#### Prompt
Find each line with the string "flessibile" and report it.
-- START --
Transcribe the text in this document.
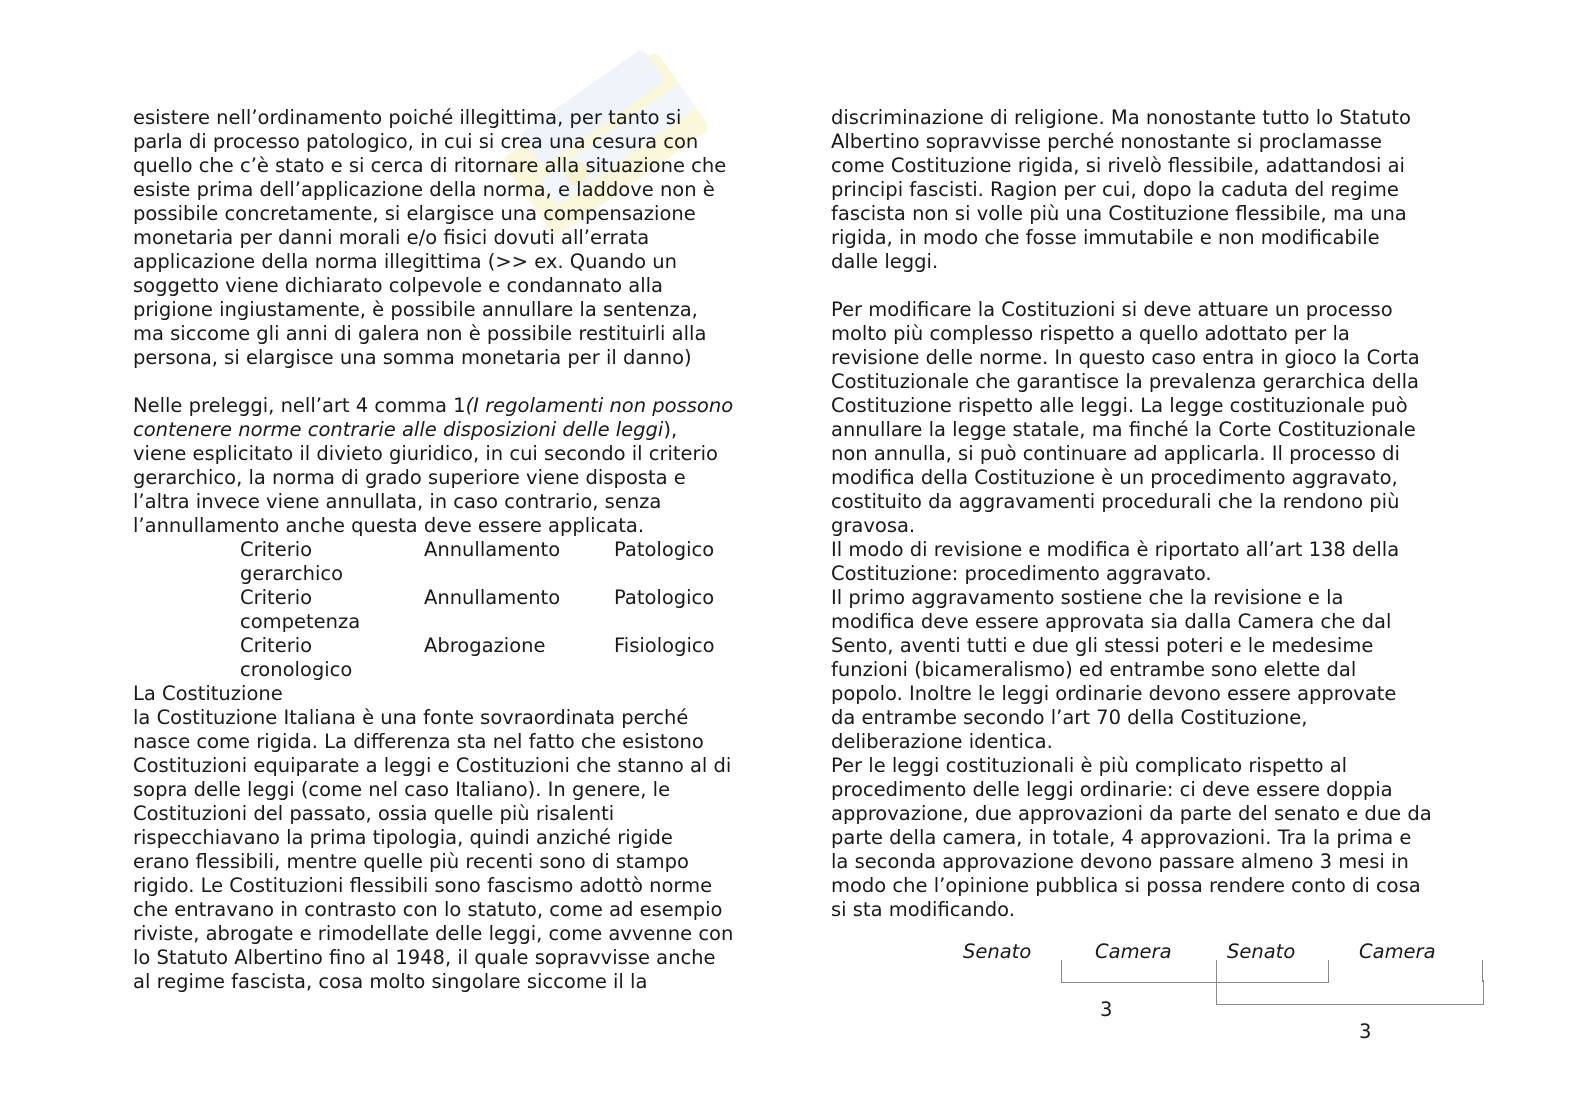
esistere nell’ordinamento poiché illegittima, per tanto si
parla di processo patologico, in cui si crea una cesura con
quello che c’è stato e si cerca di ritornare alla situazione che
esiste prima dell’applicazione della norma, e laddove non è
possibile concretamente, si elargisce una compensazione
monetaria per danni morali e/o fisici dovuti all’errata
applicazione della norma illegittima (>> ex. Quando un
soggetto viene dichiarato colpevole e condannato alla
prigione ingiustamente, è possibile annullare la sentenza,
ma siccome gli anni di galera non è possibile restituirli alla
persona, si elargisce una somma monetaria per il danno)

Nelle preleggi, nell’art 4 comma 1(I regolamenti non possono
contenere norme contrarie alle disposizioni delle leggi),
viene esplicitato il divieto giuridico, in cui secondo il criterio
gerarchico, la norma di grado superiore viene disposta e
l’altra invece viene annullata, in caso contrario, senza
l’annullamento anche questa deve essere applicata.

Criterio
gerarchico	Annullamento	Patologico

Criterio
competenza	Annullamento	Patologico

Criterio
cronologico	Abrogazione	Fisiologico

La Costituzione

la Costituzione Italiana è una fonte sovraordinata perché
nasce come rigida. La differenza sta nel fatto che esistono
Costituzioni equiparate a leggi e Costituzioni che stanno al di
sopra delle leggi (come nel caso Italiano). In genere, le
Costituzioni del passato, ossia quelle più risalenti
rispecchiavano la prima tipologia, quindi anziché rigide
erano flessibili, mentre quelle più recenti sono di stampo
rigido. Le Costituzioni flessibili sono fascismo adottò norme
che entravano in contrasto con lo statuto, come ad esempio
riviste, abrogate e rimodellate delle leggi, come avvenne con
lo Statuto Albertino fino al 1948, il quale sopravvisse anche
al regime fascista, cosa molto singolare siccome il la

discriminazione di religione. Ma nonostante tutto lo Statuto
Albertino sopravvisse perché nonostante si proclamasse
come Costituzione rigida, si rivelò flessibile, adattandosi ai
principi fascisti. Ragion per cui, dopo la caduta del regime
fascista non si volle più una Costituzione flessibile, ma una
rigida, in modo che fosse immutabile e non modificabile
dalle leggi.

Per modificare la Costituzioni si deve attuare un processo
molto più complesso rispetto a quello adottato per la
revisione delle norme. In questo caso entra in gioco la Corta
Costituzionale che garantisce la prevalenza gerarchica della
Costituzione rispetto alle leggi. La legge costituzionale può
annullare la legge statale, ma finché la Corte Costituzionale
non annulla, si può continuare ad applicarla. Il processo di
modifica della Costituzione è un procedimento aggravato,
costituito da aggravamenti procedurali che la rendono più
gravosa.
Il modo di revisione e modifica è riportato all’art 138 della
Costituzione: procedimento aggravato.
Il primo aggravamento sostiene che la revisione e la
modifica deve essere approvata sia dalla Camera che dal
Sento, aventi tutti e due gli stessi poteri e le medesime
funzioni (bicameralismo) ed entrambe sono elette dal
popolo. Inoltre le leggi ordinarie devono essere approvate
da entrambe secondo l’art 70 della Costituzione,
deliberazione identica.
Per le leggi costituzionali è più complicato rispetto al
procedimento delle leggi ordinarie: ci deve essere doppia
approvazione, due approvazioni da parte del senato e due da
parte della camera, in totale, 4 approvazioni. Tra la prima e
la seconda approvazione devono passare almeno 3 mesi in
modo che l’opinione pubblica si possa rendere conto di cosa
si sta modificando.

Senato	Camera	Senato	Camera
3
3
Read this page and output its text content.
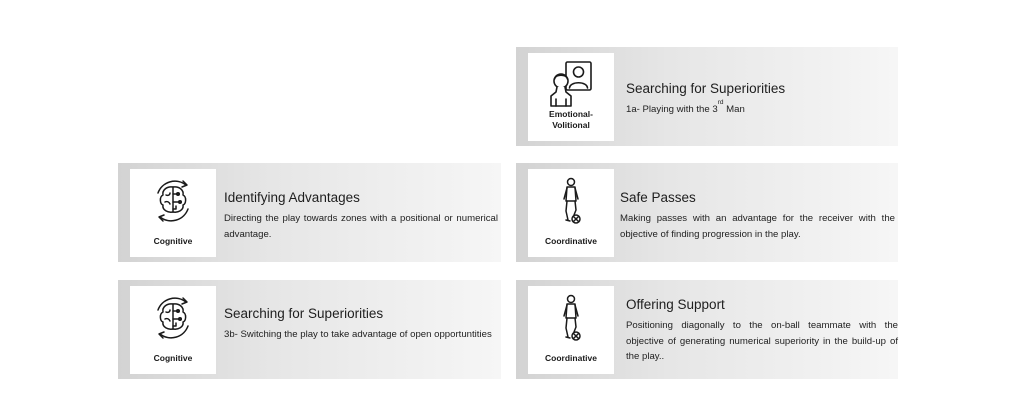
Emotional-
Volitional
Searching for Superiorities

1a- Playing with the 3rd Man

Cognitive
Identifying Advantages

Directing the play towards zones with a positional or numerical advantage.

Coordinative
Safe Passes

Making passes with an advantage for the receiver with the objective of finding progression in the play.

Cognitive
Searching for Superiorities

3b- Switching the play to take advantage of open opportuntities

Coordinative
Offering Support

Positioning diagonally to the on-ball teammate with the objective of generating numerical superiority in the build-up of the play..
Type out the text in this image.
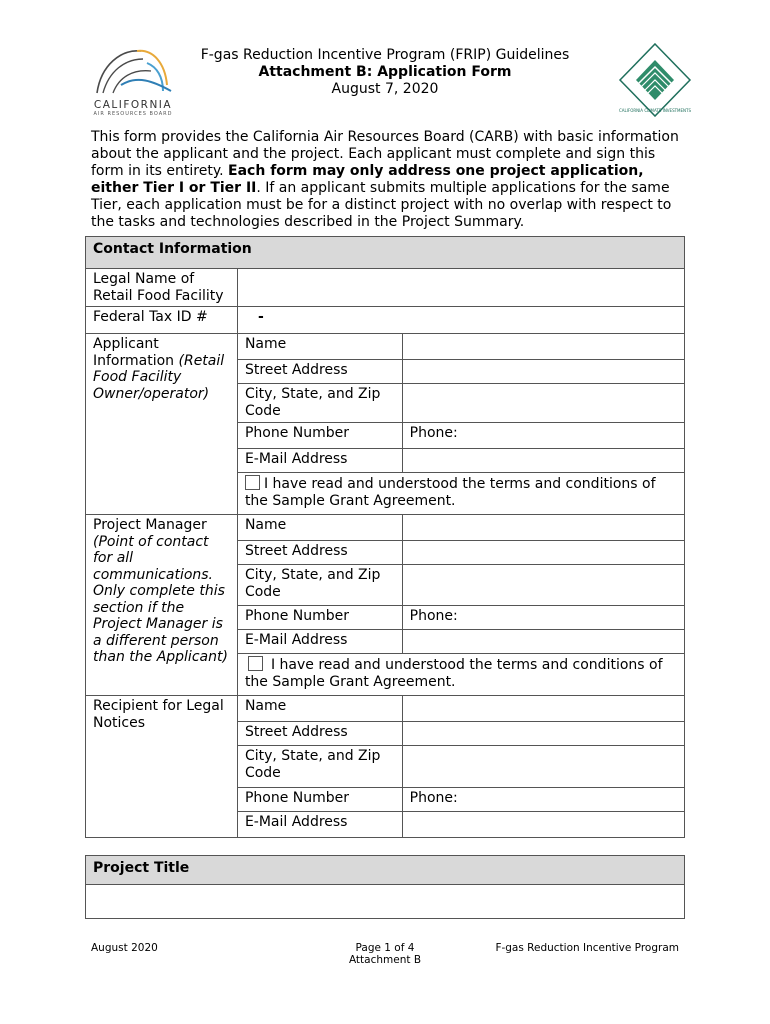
CALIFORNIA
AIR RESOURCES BOARD
CALIFORNIA CLIMATE INVESTMENTS
F-gas Reduction Incentive Program (FRIP) Guidelines
Attachment B: Application Form
August 7, 2020
This form provides the California Air Resources Board (CARB) with basic information about the applicant and the project. Each applicant must complete and sign this form in its entirety. Each form may only address one project application, either Tier I or Tier II. If an applicant submits multiple applications for the same Tier, each application must be for a distinct project with no overlap with respect to the tasks and technologies described in the Project Summary.
Contact Information		
Legal Name of Retail Food Facility		
Federal Tax ID #	-	
Applicant Information (Retail Food Facility Owner/operator)	Name	
	Street Address	
	City, State, and Zip Code	
	Phone Number	Phone:
	E-Mail Address	
	I have read and understood the terms and conditions of the Sample Grant Agreement.	

Project Manager (Point of contact for all communications. Only complete this section if the Project Manager is a different person than the Applicant)	Name	
	Street Address	
	City, State, and Zip Code	
	Phone Number	Phone:
	E-Mail Address	
	I have read and understood the terms and conditions of the Sample Grant Agreement.	

Recipient for Legal Notices	Name	
	Street Address	
	City, State, and Zip Code	
	Phone Number	Phone:
	E-Mail Address	
Project Title

August 2020	Page 1 of 4
Attachment B
F-gas Reduction Incentive Program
-- END --
#### Solution
come Costituzione rigida, si rivelò flessibile, adattandosi ai
fascista non si volle più una Costituzione flessibile, ma una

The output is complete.